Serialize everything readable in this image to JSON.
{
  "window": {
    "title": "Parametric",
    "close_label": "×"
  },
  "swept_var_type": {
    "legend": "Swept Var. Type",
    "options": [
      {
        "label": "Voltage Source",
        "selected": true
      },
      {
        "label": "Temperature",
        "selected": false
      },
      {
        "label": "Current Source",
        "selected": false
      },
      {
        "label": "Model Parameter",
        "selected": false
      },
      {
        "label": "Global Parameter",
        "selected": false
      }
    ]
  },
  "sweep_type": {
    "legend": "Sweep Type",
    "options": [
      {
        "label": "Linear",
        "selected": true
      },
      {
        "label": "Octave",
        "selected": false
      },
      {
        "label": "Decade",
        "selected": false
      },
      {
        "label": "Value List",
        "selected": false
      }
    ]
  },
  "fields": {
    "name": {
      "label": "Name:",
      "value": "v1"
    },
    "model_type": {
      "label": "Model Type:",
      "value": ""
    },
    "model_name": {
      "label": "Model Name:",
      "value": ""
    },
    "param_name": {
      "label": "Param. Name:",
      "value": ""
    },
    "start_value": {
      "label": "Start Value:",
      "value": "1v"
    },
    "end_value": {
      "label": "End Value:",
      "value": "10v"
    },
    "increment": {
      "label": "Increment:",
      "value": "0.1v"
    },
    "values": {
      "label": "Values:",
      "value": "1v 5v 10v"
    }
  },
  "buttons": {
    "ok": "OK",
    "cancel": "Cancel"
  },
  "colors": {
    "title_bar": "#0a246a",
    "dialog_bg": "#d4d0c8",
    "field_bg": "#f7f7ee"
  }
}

******************************

• **Directions for this task**: Each entry must be reproduced verbatim.

• **Answer in full**:
Serialize everything readable in this image to JSON.
{
  "window": {
    "title": "Parametric",
    "close_label": "×"
  },
  "swept_var_type": {
    "legend": "Swept Var. Type",
    "options": [
      {
        "label": "Voltage Source",
        "selected": true
      },
      {
        "label": "Temperature",
        "selected": false
      },
      {
        "label": "Current Source",
        "selected": false
      },
      {
        "label": "Model Parameter",
        "selected": false
      },
      {
        "label": "Global Parameter",
        "selected": false
      }
    ]
  },
  "sweep_type": {
    "legend": "Sweep Type",
    "options": [
      {
        "label": "Linear",
        "selected": true
      },
      {
        "label": "Octave",
        "selected": false
      },
      {
        "label": "Decade",
        "selected": false
      },
      {
        "label": "Value List",
        "selected": false
      }
    ]
  },
  "fields": {
    "name": {
      "label": "Name:",
      "value": "v1"
    },
    "model_type": {
      "label": "Model Type:",
      "value": ""
    },
    "model_name": {
      "label": "Model Name:",
      "value": ""
    },
    "param_name": {
      "label": "Param. Name:",
      "value": ""
    },
    "start_value": {
      "label": "Start Value:",
      "value": "1v"
    },
    "end_value": {
      "label": "End Value:",
      "value": "10v"
    },
    "increment": {
      "label": "Increment:",
      "value": "0.1v"
    },
    "values": {
      "label": "Values:",
      "value": "1v 5v 10v"
    }
  },
  "buttons": {
    "ok": "OK",
    "cancel": "Cancel"
  },
  "colors": {
    "title_bar": "#0a246a",
    "dialog_bg": "#d4d0c8",
    "field_bg": "#f7f7ee"
  }
}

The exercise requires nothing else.